**Task brief**
Track down every line below that holds "color" and copy it.

(Collection entries)
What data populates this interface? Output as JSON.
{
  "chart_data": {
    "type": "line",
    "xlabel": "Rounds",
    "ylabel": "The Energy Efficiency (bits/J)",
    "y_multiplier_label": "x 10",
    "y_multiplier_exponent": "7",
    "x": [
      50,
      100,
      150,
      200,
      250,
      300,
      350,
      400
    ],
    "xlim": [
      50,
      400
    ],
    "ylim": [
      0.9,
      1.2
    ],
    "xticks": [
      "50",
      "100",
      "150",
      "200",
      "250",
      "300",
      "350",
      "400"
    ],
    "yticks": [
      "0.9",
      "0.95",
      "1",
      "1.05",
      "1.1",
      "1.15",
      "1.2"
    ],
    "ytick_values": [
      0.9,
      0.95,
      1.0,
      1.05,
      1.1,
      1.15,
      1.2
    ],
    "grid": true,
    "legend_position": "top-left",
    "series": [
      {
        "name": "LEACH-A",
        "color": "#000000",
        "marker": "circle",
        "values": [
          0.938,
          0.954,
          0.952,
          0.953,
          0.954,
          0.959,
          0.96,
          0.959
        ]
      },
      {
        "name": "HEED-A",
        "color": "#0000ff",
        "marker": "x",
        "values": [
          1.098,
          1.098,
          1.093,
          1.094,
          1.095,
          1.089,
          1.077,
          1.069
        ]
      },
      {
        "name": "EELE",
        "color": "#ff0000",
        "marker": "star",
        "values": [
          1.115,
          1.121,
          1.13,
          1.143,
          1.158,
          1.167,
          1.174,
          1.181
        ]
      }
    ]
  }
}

**The output**
        "color": "#000000",
        "color": "#0000ff",
        "color": "#ff0000",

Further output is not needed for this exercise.